• **WHAT IS BEING ASKED**
Filter the data below for the string "text" and copy each matching line.

• **MATERIAL SHOWN**
******************************

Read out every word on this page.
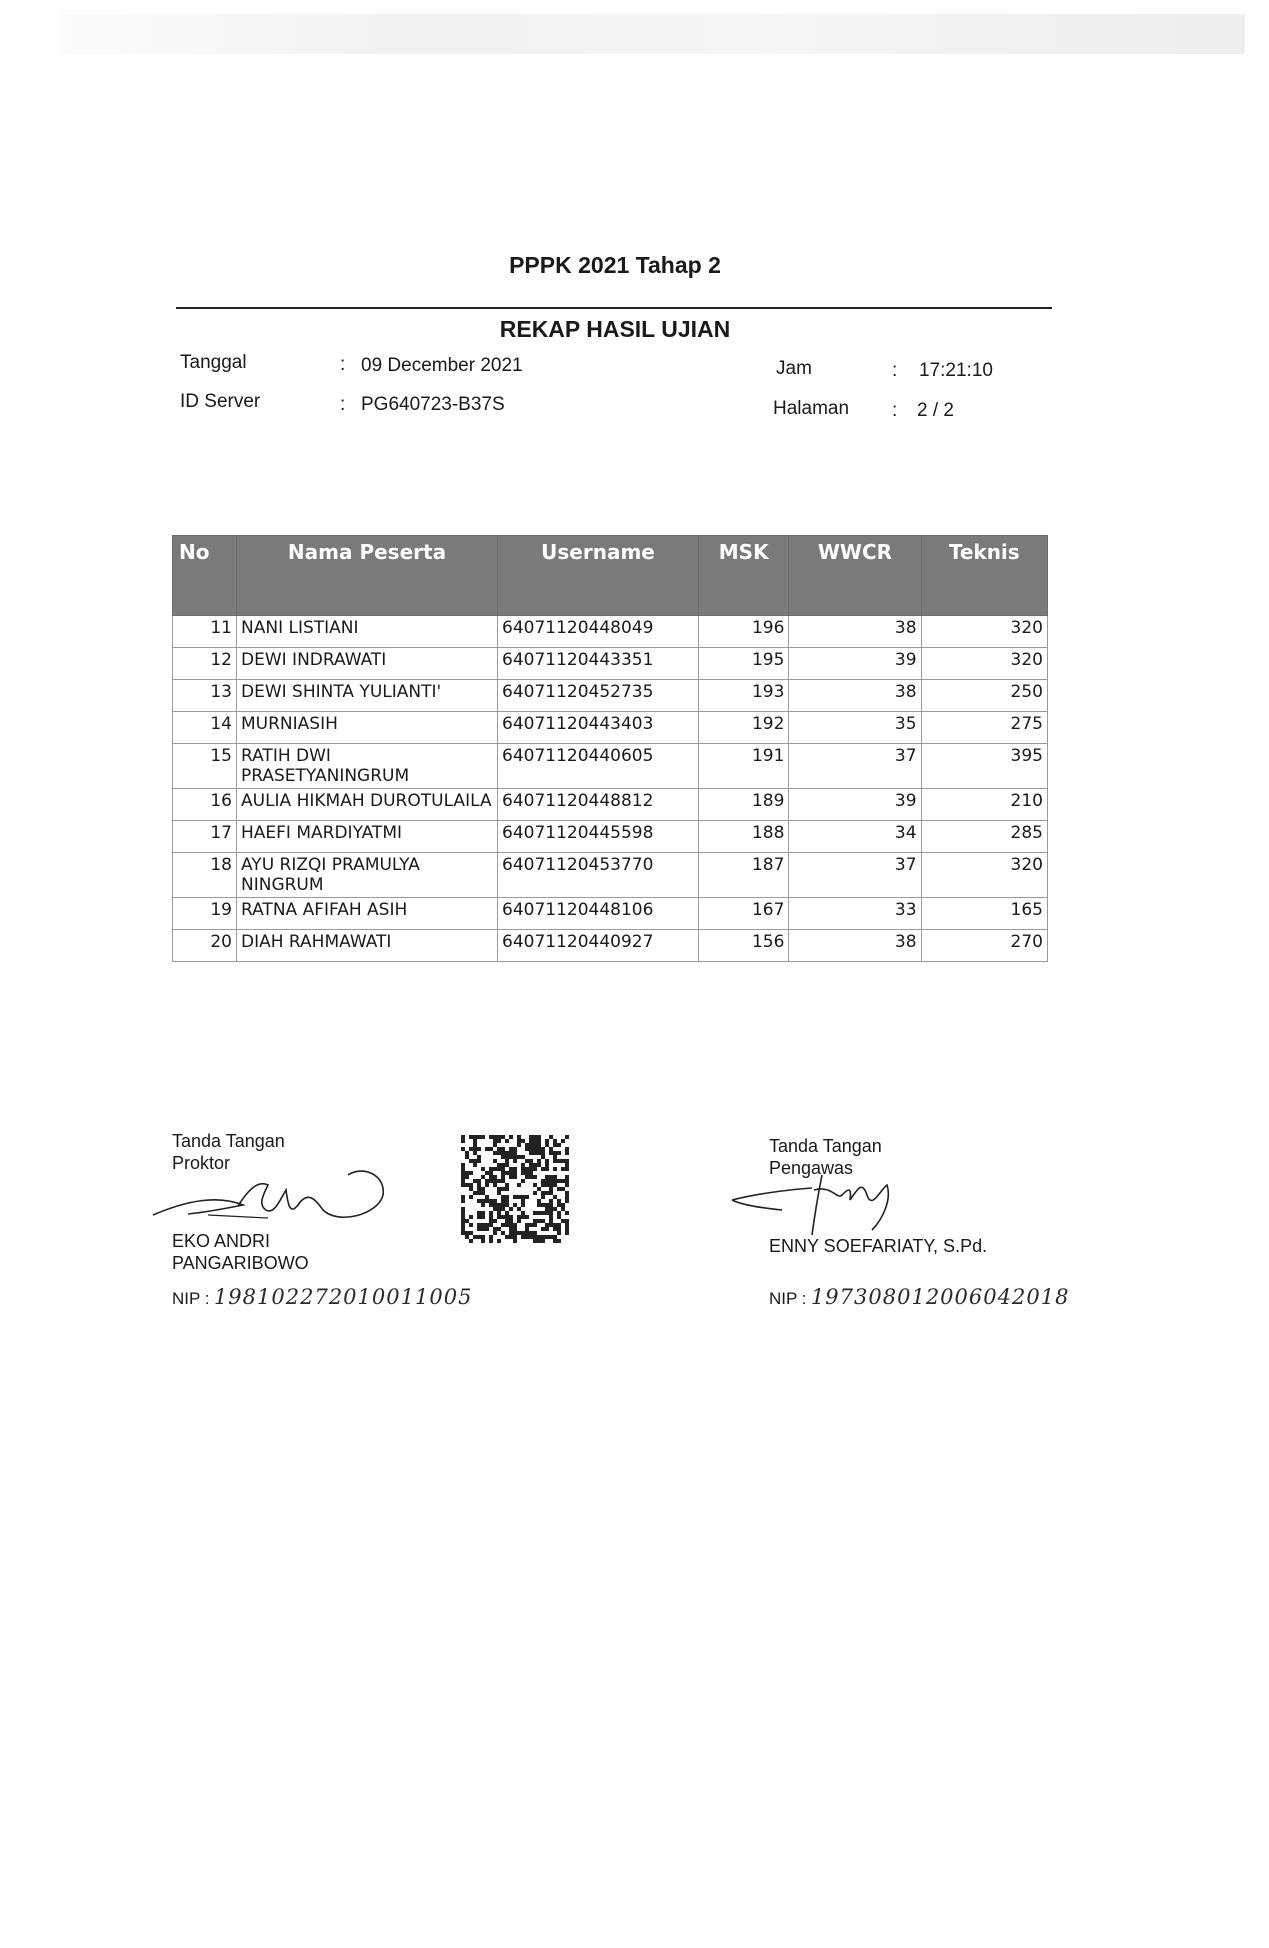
PPPK 2021 Tahap 2
REKAP HASIL UJIAN
Tanggal	: 09 December 2021
ID Server	: PG640723-B37S
Jam	: 17:21:10
Halaman : 2 / 2
No	Nama Peserta	Username	MSK	WWCR	Teknis
11	NANI LISTIANI	64071120448049	196	38	320
12	DEWI INDRAWATI	64071120443351	195	39	320
13	DEWI SHINTA YULIANTI'	64071120452735	193	38	250
14	MURNIASIH	64071120443403	192	35	275
15	RATIH DWI PRASETYANINGRUM	64071120440605	191	37	395
16	AULIA HIKMAH DUROTULAILA	64071120448812	189	39	210
17	HAEFI MARDIYATMI	64071120445598	188	34	285
18	AYU RIZQI PRAMULYA NINGRUM	64071120453770	187	37	320
19	RATNA AFIFAH ASIH	64071120448106	167	33	165
20	DIAH RAHMAWATI	64071120440927	156	38	270
Tanda Tangan
Proktor
EKO ANDRI
PANGARIBOWO
NIP : 198102272010011005
Tanda Tangan
Pengawas
ENNY SOEFARIATY, S.Pd.
NIP : 197308012006042018
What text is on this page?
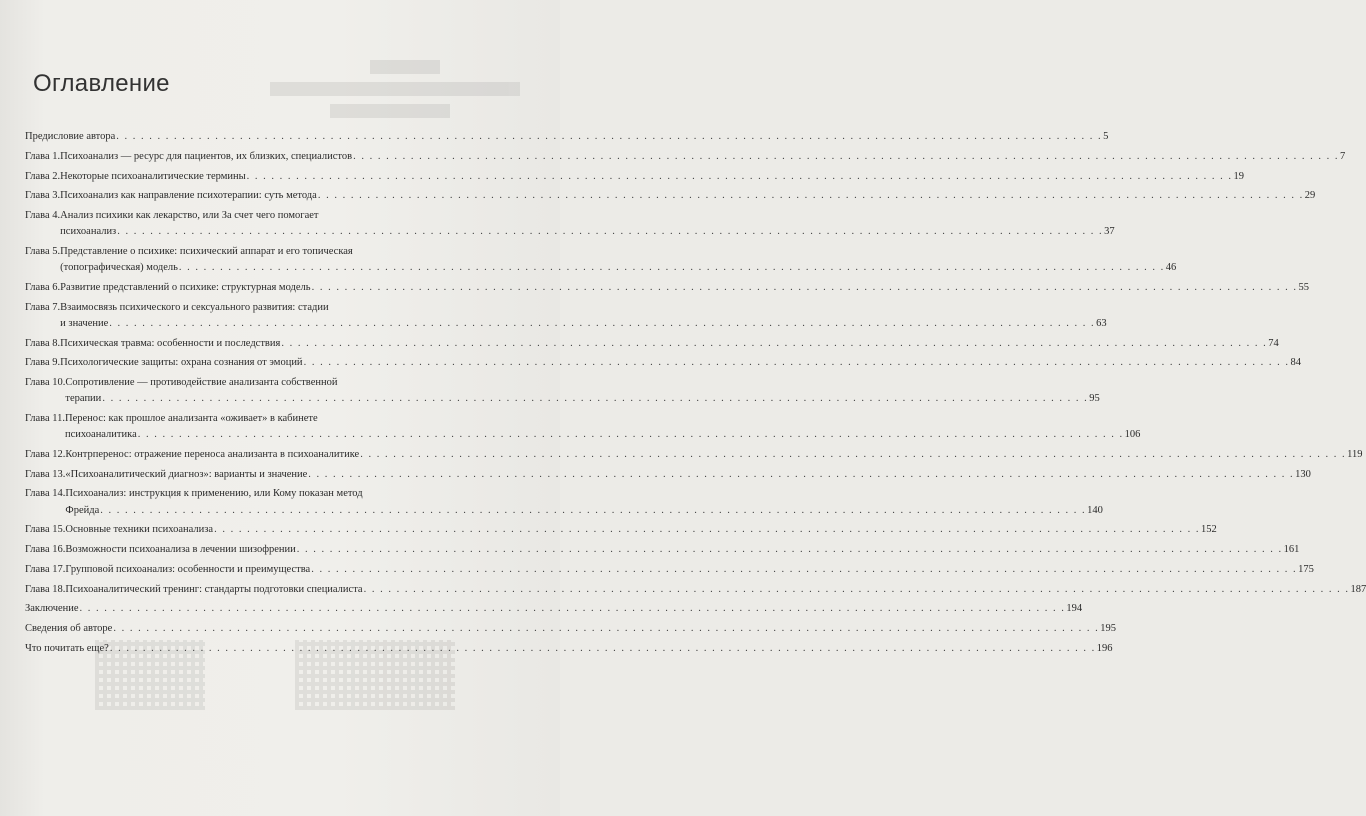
Оглавление
Предисловие автора . . . . . . . . . . . . . . . . . . . . . . . . . . . . . . . . . . . . . . . . . . . . . . . . . . . . . . . . . . . . . . . . . . . . . . . . . . . . . . . . . . . . . . . . . . . . . . . . . . . . . . . . . . . . . . . . . . . . . . . . 5
Глава 1. Психоанализ — ресурс для пациентов, их близких, специалистов . . . . . . . . . . . . . . . . . . . . . . . . . . . . . . . . . . . . . . . . . . . . . . . . . . . . . . . . . . . . . . . . . . . . . . . . . . . . . . . . . . . . . . . . . . . . . . . . . . . . . . . . . . . . . . . . . . . . . . . . 7
Глава 2. Некоторые психоаналитические термины . . . . . . . . . . . . . . . . . . . . . . . . . . . . . . . . . . . . . . . . . . . . . . . . . . . . . . . . . . . . . . . . . . . . . . . . . . . . . . . . . . . . . . . . . . . . . . . . . . . . . . . . . . . . . . . . . . . . . . . . 19
Глава 3. Психоанализ как направление психотерапии: суть метода . . . . . . . . . . . . . . . . . . . . . . . . . . . . . . . . . . . . . . . . . . . . . . . . . . . . . . . . . . . . . . . . . . . . . . . . . . . . . . . . . . . . . . . . . . . . . . . . . . . . . . . . . . . . . . . . . . . . . . . . 29
Глава 4. Анализ психики как лекарство, или За счет чего помогает
психоанализ . . . . . . . . . . . . . . . . . . . . . . . . . . . . . . . . . . . . . . . . . . . . . . . . . . . . . . . . . . . . . . . . . . . . . . . . . . . . . . . . . . . . . . . . . . . . . . . . . . . . . . . . . . . . . . . . . . . . . . . . 37
Глава 5. Представление о психике: психический аппарат и его топическая
(топографическая) модель . . . . . . . . . . . . . . . . . . . . . . . . . . . . . . . . . . . . . . . . . . . . . . . . . . . . . . . . . . . . . . . . . . . . . . . . . . . . . . . . . . . . . . . . . . . . . . . . . . . . . . . . . . . . . . . . . . . . . . . . 46
Глава 6. Развитие представлений о психике: структурная модель . . . . . . . . . . . . . . . . . . . . . . . . . . . . . . . . . . . . . . . . . . . . . . . . . . . . . . . . . . . . . . . . . . . . . . . . . . . . . . . . . . . . . . . . . . . . . . . . . . . . . . . . . . . . . . . . . . . . . . . . 55
Глава 7. Взаимосвязь психического и сексуального развития: стадии
и значение . . . . . . . . . . . . . . . . . . . . . . . . . . . . . . . . . . . . . . . . . . . . . . . . . . . . . . . . . . . . . . . . . . . . . . . . . . . . . . . . . . . . . . . . . . . . . . . . . . . . . . . . . . . . . . . . . . . . . . . . 63
Глава 8. Психическая травма: особенности и последствия . . . . . . . . . . . . . . . . . . . . . . . . . . . . . . . . . . . . . . . . . . . . . . . . . . . . . . . . . . . . . . . . . . . . . . . . . . . . . . . . . . . . . . . . . . . . . . . . . . . . . . . . . . . . . . . . . . . . . . . . 74
Глава 9. Психологические защиты: охрана сознания от эмоций . . . . . . . . . . . . . . . . . . . . . . . . . . . . . . . . . . . . . . . . . . . . . . . . . . . . . . . . . . . . . . . . . . . . . . . . . . . . . . . . . . . . . . . . . . . . . . . . . . . . . . . . . . . . . . . . . . . . . . . . 84
Глава 10. Сопротивление — противодействие анализанта собственной
терапии . . . . . . . . . . . . . . . . . . . . . . . . . . . . . . . . . . . . . . . . . . . . . . . . . . . . . . . . . . . . . . . . . . . . . . . . . . . . . . . . . . . . . . . . . . . . . . . . . . . . . . . . . . . . . . . . . . . . . . . . 95
Глава 11. Перенос: как прошлое анализанта «оживает» в кабинете
психоаналитика . . . . . . . . . . . . . . . . . . . . . . . . . . . . . . . . . . . . . . . . . . . . . . . . . . . . . . . . . . . . . . . . . . . . . . . . . . . . . . . . . . . . . . . . . . . . . . . . . . . . . . . . . . . . . . . . . . . . . . . . 106
Глава 12. Контрперенос: отражение переноса анализанта в психоаналитике . . . . . . . . . . . . . . . . . . . . . . . . . . . . . . . . . . . . . . . . . . . . . . . . . . . . . . . . . . . . . . . . . . . . . . . . . . . . . . . . . . . . . . . . . . . . . . . . . . . . . . . . . . . . . . . . . . . . . . . . 119
Глава 13. «Психоаналитический диагноз»: варианты и значение . . . . . . . . . . . . . . . . . . . . . . . . . . . . . . . . . . . . . . . . . . . . . . . . . . . . . . . . . . . . . . . . . . . . . . . . . . . . . . . . . . . . . . . . . . . . . . . . . . . . . . . . . . . . . . . . . . . . . . . . 130
Глава 14. Психоанализ: инструкция к применению, или Кому показан метод
Фрейда . . . . . . . . . . . . . . . . . . . . . . . . . . . . . . . . . . . . . . . . . . . . . . . . . . . . . . . . . . . . . . . . . . . . . . . . . . . . . . . . . . . . . . . . . . . . . . . . . . . . . . . . . . . . . . . . . . . . . . . . 140
Глава 15. Основные техники психоанализа . . . . . . . . . . . . . . . . . . . . . . . . . . . . . . . . . . . . . . . . . . . . . . . . . . . . . . . . . . . . . . . . . . . . . . . . . . . . . . . . . . . . . . . . . . . . . . . . . . . . . . . . . . . . . . . . . . . . . . . . 152
Глава 16. Возможности психоанализа в лечении шизофрении . . . . . . . . . . . . . . . . . . . . . . . . . . . . . . . . . . . . . . . . . . . . . . . . . . . . . . . . . . . . . . . . . . . . . . . . . . . . . . . . . . . . . . . . . . . . . . . . . . . . . . . . . . . . . . . . . . . . . . . . 161
Глава 17. Групповой психоанализ: особенности и преимущества . . . . . . . . . . . . . . . . . . . . . . . . . . . . . . . . . . . . . . . . . . . . . . . . . . . . . . . . . . . . . . . . . . . . . . . . . . . . . . . . . . . . . . . . . . . . . . . . . . . . . . . . . . . . . . . . . . . . . . . . 175
Глава 18. Психоаналитический тренинг: стандарты подготовки специалиста . . . . . . . . . . . . . . . . . . . . . . . . . . . . . . . . . . . . . . . . . . . . . . . . . . . . . . . . . . . . . . . . . . . . . . . . . . . . . . . . . . . . . . . . . . . . . . . . . . . . . . . . . . . . . . . . . . . . . . . . 187
Заключение . . . . . . . . . . . . . . . . . . . . . . . . . . . . . . . . . . . . . . . . . . . . . . . . . . . . . . . . . . . . . . . . . . . . . . . . . . . . . . . . . . . . . . . . . . . . . . . . . . . . . . . . . . . . . . . . . . . . . . . . 194
Сведения об авторе . . . . . . . . . . . . . . . . . . . . . . . . . . . . . . . . . . . . . . . . . . . . . . . . . . . . . . . . . . . . . . . . . . . . . . . . . . . . . . . . . . . . . . . . . . . . . . . . . . . . . . . . . . . . . . . . . . . . . . . . 195
Что почитать еще? . . . . . . . . . . . . . . . . . . . . . . . . . . . . . . . . . . . . . . . . . . . . . . . . . . . . . . . . . . . . . . . . . . . . . . . . . . . . . . . . . . . . . . . . . . . . . . . . . . . . . . . . . . . . . . . . . . . . . . . . 196
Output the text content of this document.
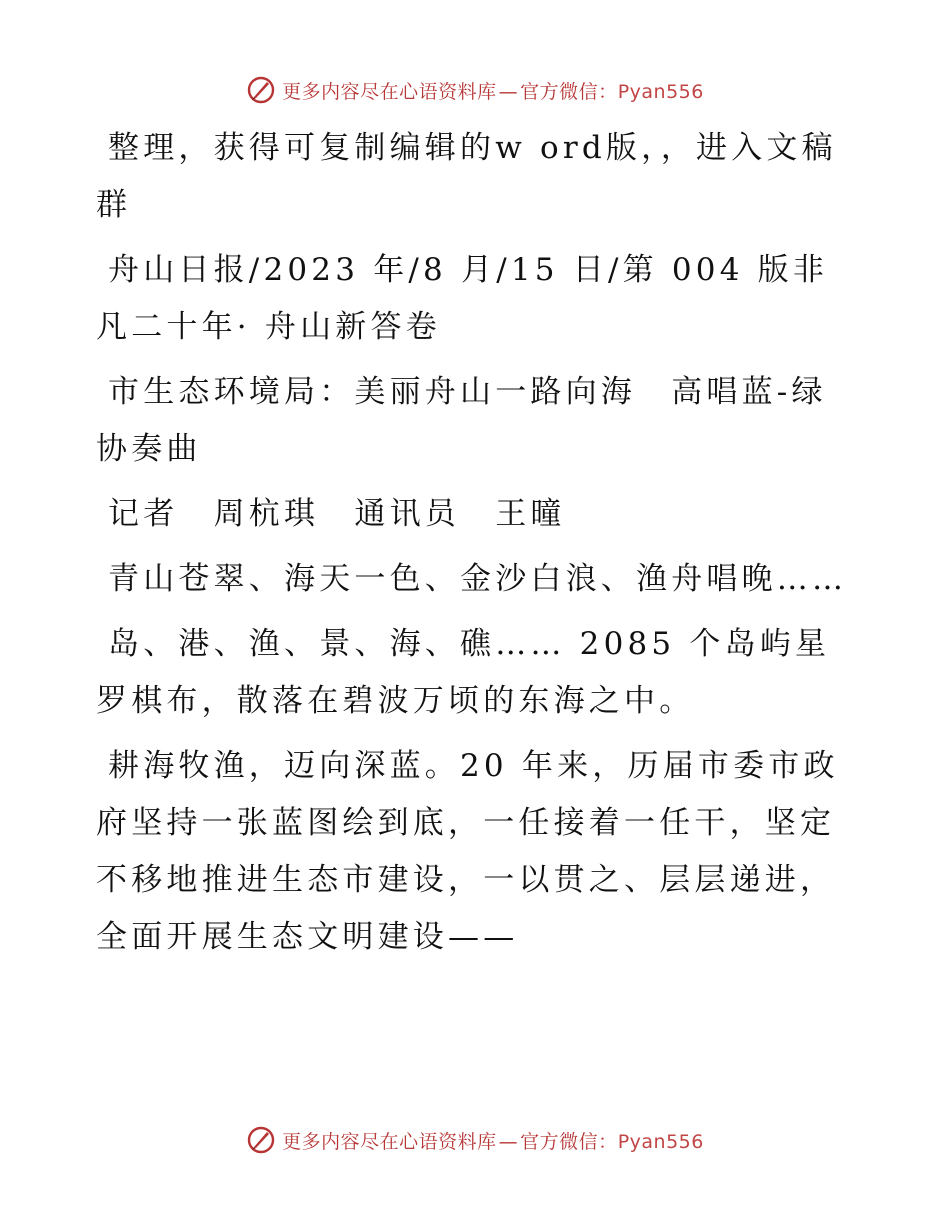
更多内容尽在心语资料库 — 官方微信：Pyan556

整理，获得可复制编辑的w ord版，，进入文稿群

舟山日报/2023 年/8 月/15 日/第 004 版非凡二十年· 舟山新答卷

市生态环境局：美丽舟山一路向海　高唱蓝-绿协奏曲

记者　周杭琪　通讯员　王曈

青山苍翠、海天一色、金沙白浪、渔舟唱晚……

岛、港、渔、景、海、礁…… 2085 个岛屿星罗棋布，散落在碧波万顷的东海之中。

耕海牧渔，迈向深蓝。20 年来，历届市委市政府坚持一张蓝图绘到底，一任接着一任干，坚定不移地推进生态市建设，一以贯之、层层递进，全面开展生态文明建设——

更多内容尽在心语资料库 — 官方微信：Pyan556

******************************

• **REPLY**
What text is on this page?
Output the text content of this document.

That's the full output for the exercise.